(Collected data entries)
◆ ◆ ◆ ◆ ◆ ◆ ◆
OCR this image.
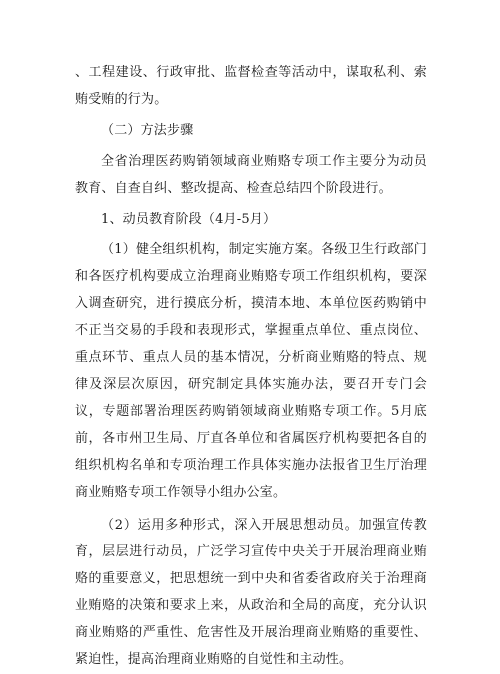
、工程建设、行政审批、监督检查等活动中，谋取私利、索贿受贿的行为。

（二）方法步骤

全省治理医药购销领域商业贿赂专项工作主要分为动员教育、自查自纠、整改提高、检查总结四个阶段进行。

1、动员教育阶段（4月-5月）

（1）健全组织机构，制定实施方案。各级卫生行政部门和各医疗机构要成立治理商业贿赂专项工作组织机构，要深入调查研究，进行摸底分析，摸清本地、本单位医药购销中不正当交易的手段和表现形式，掌握重点单位、重点岗位、重点环节、重点人员的基本情况，分析商业贿赂的特点、规律及深层次原因，研究制定具体实施办法，要召开专门会议，专题部署治理医药购销领域商业贿赂专项工作。5月底前，各市州卫生局、厅直各单位和省属医疗机构要把各自的组织机构名单和专项治理工作具体实施办法报省卫生厅治理商业贿赂专项工作领导小组办公室。

（2）运用多种形式，深入开展思想动员。加强宣传教育，层层进行动员，广泛学习宣传中央关于开展治理商业贿赂的重要意义，把思想统一到中央和省委省政府关于治理商业贿赂的决策和要求上来，从政治和全局的高度，充分认识商业贿赂的严重性、危害性及开展治理商业贿赂的重要性、紧迫性，提高治理商业贿赂的自觉性和主动性。
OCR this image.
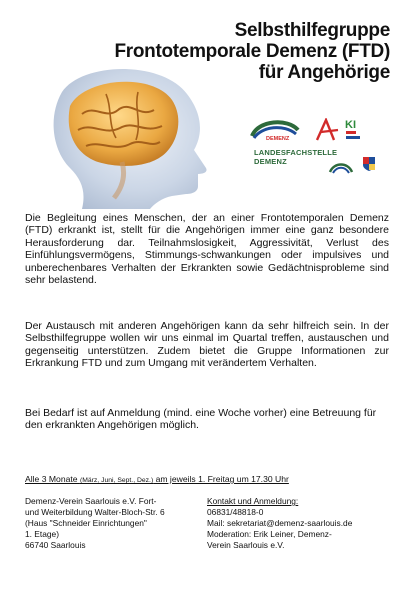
Selbsthilfegruppe
Frontotemporale Demenz (FTD)
für Angehörige
DEMENZ
KI
LANDESFACHSTELLE
DEMENZ

Die Begleitung eines Menschen, der an einer Frontotemporalen Demenz (FTD) erkrankt ist, stellt für die Angehörigen immer eine ganz besondere Herausforderung dar. Teilnahmslosigkeit, Aggressivität, Verlust des Einfühlungsvermögens, Stimmungs-schwankungen oder impulsives und unberechenbares Verhalten der Erkrankten sowie Gedächtnisprobleme sind sehr belastend.

Der Austausch mit anderen Angehörigen kann da sehr hilfreich sein. In der Selbsthilfegruppe wollen wir uns einmal im Quartal treffen, austauschen und gegenseitig unterstützen. Zudem bietet die Gruppe Informationen zur Erkrankung FTD und zum Umgang mit verändertem Verhalten.

Bei Bedarf ist auf Anmeldung (mind. eine Woche vorher) eine Betreuung für den erkrankten Angehörigen möglich.

Alle 3 Monate (März, Juni, Sept., Dez.) am jeweils 1. Freitag um 17.30 Uhr
Demenz-Verein Saarlouis e.V. Fort-
und Weiterbildung Walter-Bloch-Str. 6
(Haus "Schneider Einrichtungen"
1. Etage)
66740 Saarlouis
Kontakt und Anmeldung:
06831/48818-0
Mail: sekretariat@demenz-saarlouis.de
Moderation: Erik Leiner, Demenz-
Verein Saarlouis e.V.
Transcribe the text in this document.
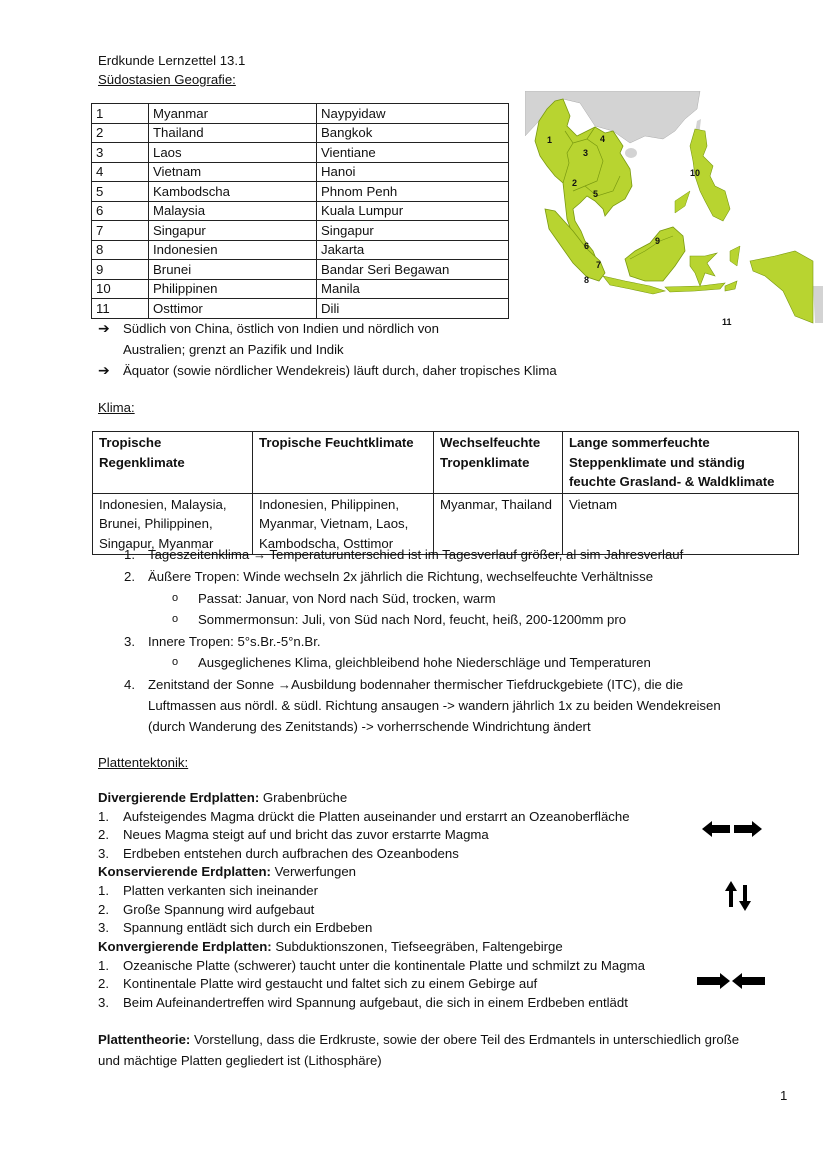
Erdkunde Lernzettel 13.1
Südostasien Geografie:
1	Myanmar	Naypyidaw
2	Thailand	Bangkok
3	Laos	Vientiane
4	Vietnam	Hanoi
5	Kambodscha	Phnom Penh
6	Malaysia	Kuala Lumpur
7	Singapur	Singapur
8	Indonesien	Jakarta
9	Brunei	Bandar Seri Begawan
10	Philippinen	Manila
11	Osttimor	Dili
1
2
3
4
5
6
7
8
9
10
11
➔ Südlich von China, östlich von Indien und nördlich von
Australien; grenzt an Pazifik und Indik
➔ Äquator (sowie nördlicher Wendekreis) läuft durch, daher tropisches Klima
Klima:
Tropische Regenklimate	Tropische Feuchtklimate	Wechselfeuchte Tropenklimate	Lange sommerfeuchte Steppenklimate und ständig feuchte Grasland- & Waldklimate
Indonesien, Malaysia, Brunei, Philippinen, Singapur, Myanmar	Indonesien, Philippinen, Myanmar, Vietnam, Laos, Kambodscha, Osttimor	Myanmar, Thailand	Vietnam
1. Tageszeitenklima → Temperaturunterschied ist im Tagesverlauf größer, al sim Jahresverlauf
2. Äußere Tropen: Winde wechseln 2x jährlich die Richtung, wechselfeuchte Verhältnisse
o Passat: Januar, von Nord nach Süd, trocken, warm
o Sommermonsun: Juli, von Süd nach Nord, feucht, heiß, 200-1200mm pro
3. Innere Tropen: 5°s.Br.-5°n.Br.
o Ausgeglichenes Klima, gleichbleibend hohe Niederschläge und Temperaturen
4. Zenitstand der Sonne →Ausbildung bodennaher thermischer Tiefdruckgebiete (ITC), die die
Luftmassen aus nördl. & südl. Richtung ansaugen -> wandern jährlich 1x zu beiden Wendekreisen
(durch Wanderung des Zenitstands) -> vorherrschende Windrichtung ändert
Plattentektonik:
Divergierende Erdplatten: Grabenbrüche
1. Aufsteigendes Magma drückt die Platten auseinander und erstarrt an Ozeanoberfläche
2. Neues Magma steigt auf und bricht das zuvor erstarrte Magma
3. Erdbeben entstehen durch aufbrachen des Ozeanbodens
Konservierende Erdplatten: Verwerfungen
1. Platten verkanten sich ineinander
2. Große Spannung wird aufgebaut
3. Spannung entlädt sich durch ein Erdbeben
Konvergierende Erdplatten: Subduktionszonen, Tiefseegräben, Faltengebirge
1. Ozeanische Platte (schwerer) taucht unter die kontinentale Platte und schmilzt zu Magma
2. Kontinentale Platte wird gestaucht und faltet sich zu einem Gebirge auf
3. Beim Aufeinandertreffen wird Spannung aufgebaut, die sich in einem Erdbeben entlädt
Plattentheorie: Vorstellung, dass die Erdkruste, sowie der obere Teil des Erdmantels in unterschiedlich große
und mächtige Platten gegliedert ist (Lithosphäre)
1
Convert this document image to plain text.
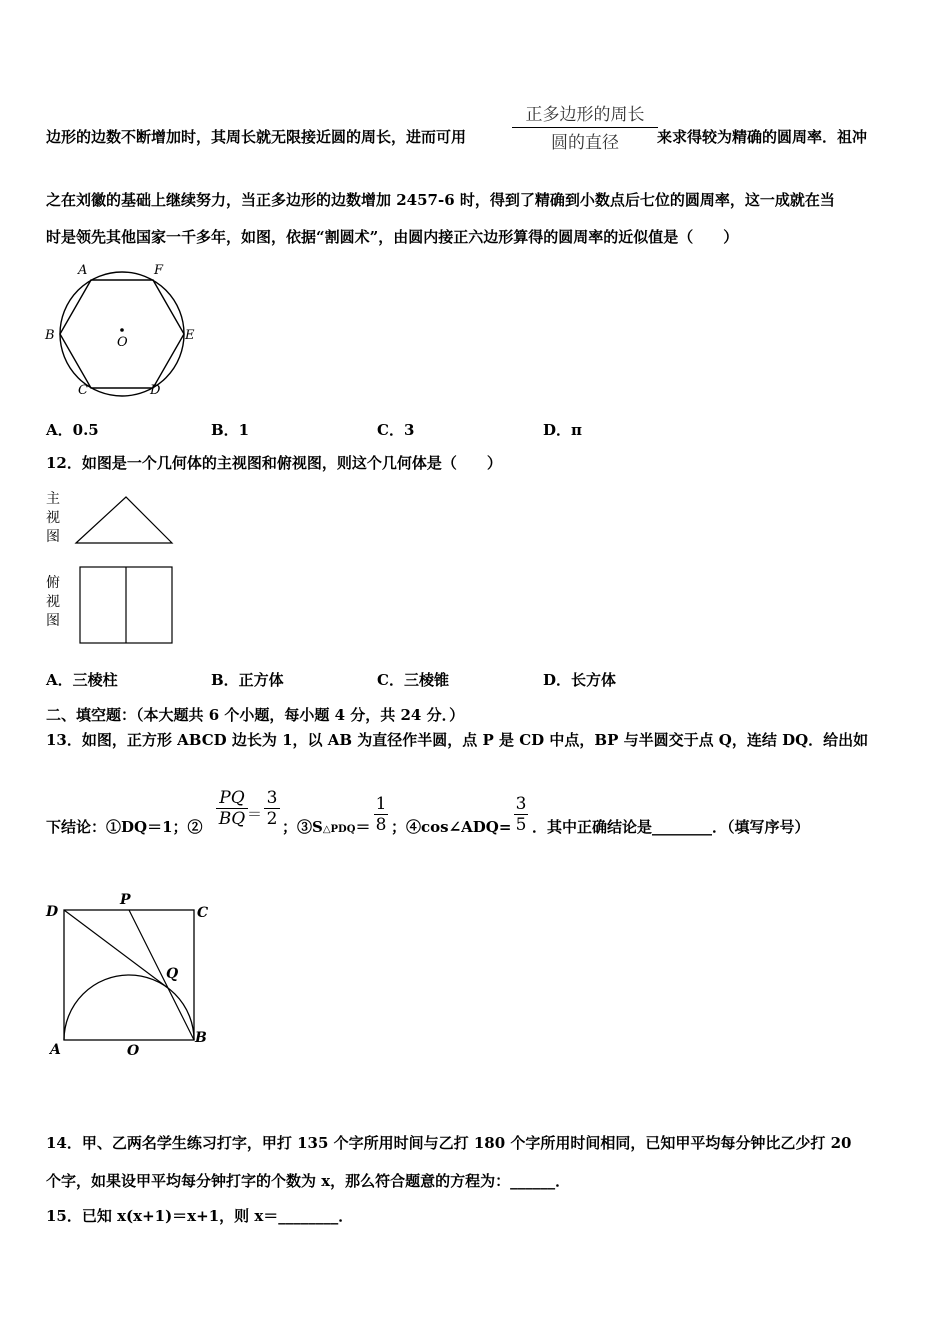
边形的边数不断增加时，其周长就无限接近圆的周长，进而可用
正多边形的周长
圆的直径	来求得较为精确的圆周率．祖冲
之在刘徽的基础上继续努力，当正多边形的边数增加 2457-6 时，得到了精确到小数点后七位的圆周率，这一成就在当
时是领先其他国家一千多年，如图，依据“割圆术”，由圆内接正六边形算得的圆周率的近似值是（　　）
A	F
B	E
C	D
O
A．0.5	B．1	C．3	D．π
12．如图是一个几何体的主视图和俯视图，则这个几何体是（　　）
主
视
图
俯
视
图
A．三棱柱	B．正方体	C．三棱锥	D．长方体
二、填空题：（本大题共 6 个小题，每小题 4 分，共 24 分．）
13．如图，正方形 ABCD 边长为 1，以 AB 为直径作半圆，点 P 是 CD 中点，BP 与半圆交于点 Q，连结 DQ．给出如
下结论：①DQ＝1；②
PQ
BQ ＝
3
2 ；③S△PDQ＝
1
8 ；④cos∠ADQ=
3
5 ．其中正确结论是________．（填写序号）
D
P
C
Q
A	O
B
14．甲、乙两名学生练习打字，甲打 135 个字所用时间与乙打 180 个字所用时间相同，已知甲平均每分钟比乙少打 20
个字，如果设甲平均每分钟打字的个数为 x，那么符合题意的方程为：______．
15．已知 x(x+1)＝x+1，则 x＝________．
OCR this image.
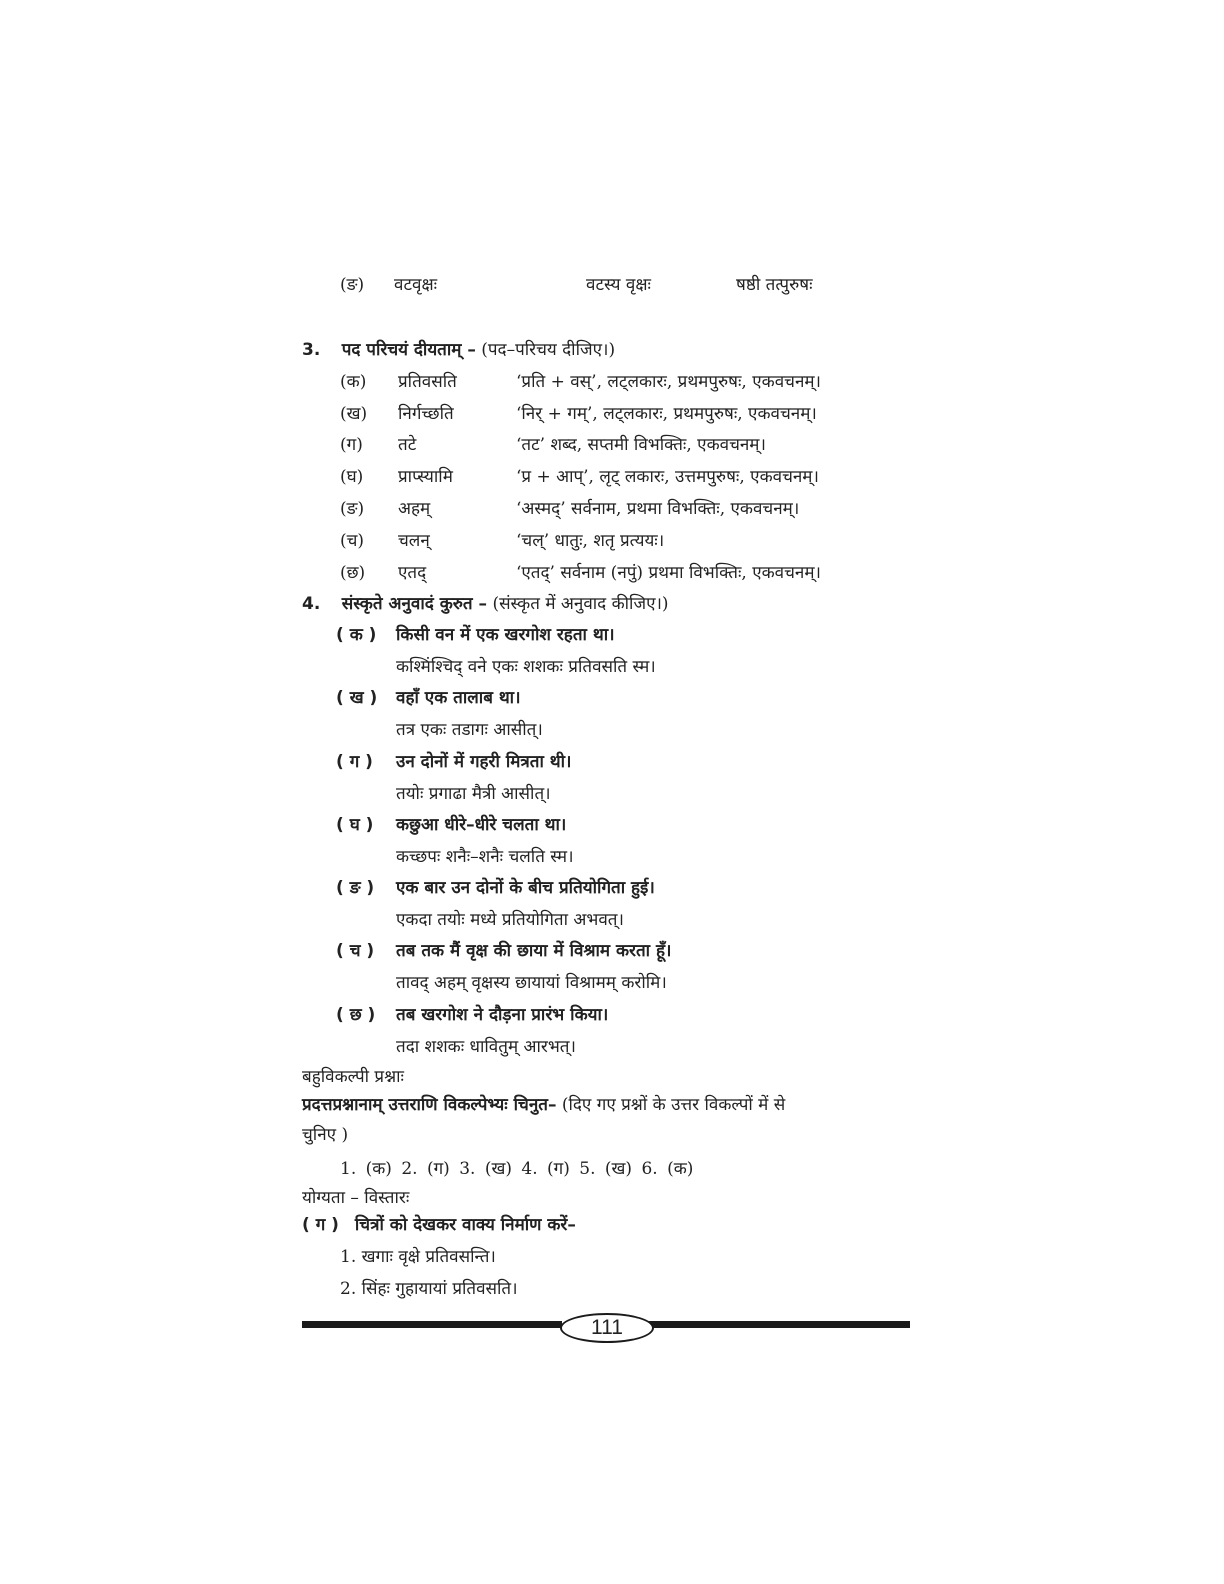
(ङ)	वटवृक्षः	वटस्य वृक्षः	षष्ठी तत्पुरुषः
3. पद परिचयं दीयताम् – (पद–परिचय दीजिए।)
(क)	प्रतिवसति	‘प्रति + वस्’, लट्लकारः, प्रथमपुरुषः, एकवचनम्।
(ख)	निर्गच्छति	‘निर् + गम्’, लट्लकारः, प्रथमपुरुषः, एकवचनम्।
(ग)	तटे	‘तट’ शब्द, सप्तमी विभक्तिः, एकवचनम्।
(घ)	प्राप्स्यामि	‘प्र + आप्’, लृट् लकारः, उत्तमपुरुषः, एकवचनम्।
(ङ)	अहम्	‘अस्मद्’ सर्वनाम, प्रथमा विभक्तिः, एकवचनम्।
(च)	चलन्	‘चल्’ धातुः, शतृ प्रत्ययः।
(छ)	एतद्	‘एतद्’ सर्वनाम (नपुं) प्रथमा विभक्तिः, एकवचनम्।
4. संस्कृते अनुवादं कुरुत – (संस्कृत में अनुवाद कीजिए।)
( क ) किसी वन में एक खरगोश रहता था।
कश्मिंश्चिद् वने एकः शशकः प्रतिवसति स्म।
( ख ) वहाँ एक तालाब था।
तत्र एकः तडागः आसीत्।
( ग ) उन दोनों में गहरी मित्रता थी।
तयोः प्रगाढा मैत्री आसीत्।
( घ ) कछुआ धीरे–धीरे चलता था।
कच्छपः शनैः–शनैः चलति स्म।
( ङ ) एक बार उन दोनों के बीच प्रतियोगिता हुई।
एकदा तयोः मध्ये प्रतियोगिता अभवत्।
( च ) तब तक मैं वृक्ष की छाया में विश्राम करता हूँ।
तावद् अहम् वृक्षस्य छायायां विश्रामम् करोमि।
( छ ) तब खरगोश ने दौड़ना प्रारंभ किया।
तदा शशकः धावितुम् आरभत्।
बहुविकल्पी प्रश्नाः
प्रदत्तप्रश्नानाम् उत्तराणि विकल्पेभ्यः चिनुत– (दिए गए प्रश्नों के उत्तर विकल्पों में से
चुनिए )
1. (क) 2. (ग) 3. (ख) 4. (ग) 5. (ख) 6. (क)
योग्यता – विस्तारः
( ग ) चित्रों को देखकर वाक्य निर्माण करें–
1. खगाः वृक्षे प्रतिवसन्ति।
2. सिंहः गुहायायां प्रतिवसति।
111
◆ ◆ ◆ ◆ ◆ ◆ ◆
◆ EXERCISE OBJECTIVE ◆
Locate and copy each line in the data above that includes the word "aufgebaut".

◆ ANSWER TO THIS PROBLEM ◆
2. Große Spannung wird aufgebaut
3. Beim Aufeinandertreffen wird Spannung aufgebaut, die sich in einem Erdbeben entlädt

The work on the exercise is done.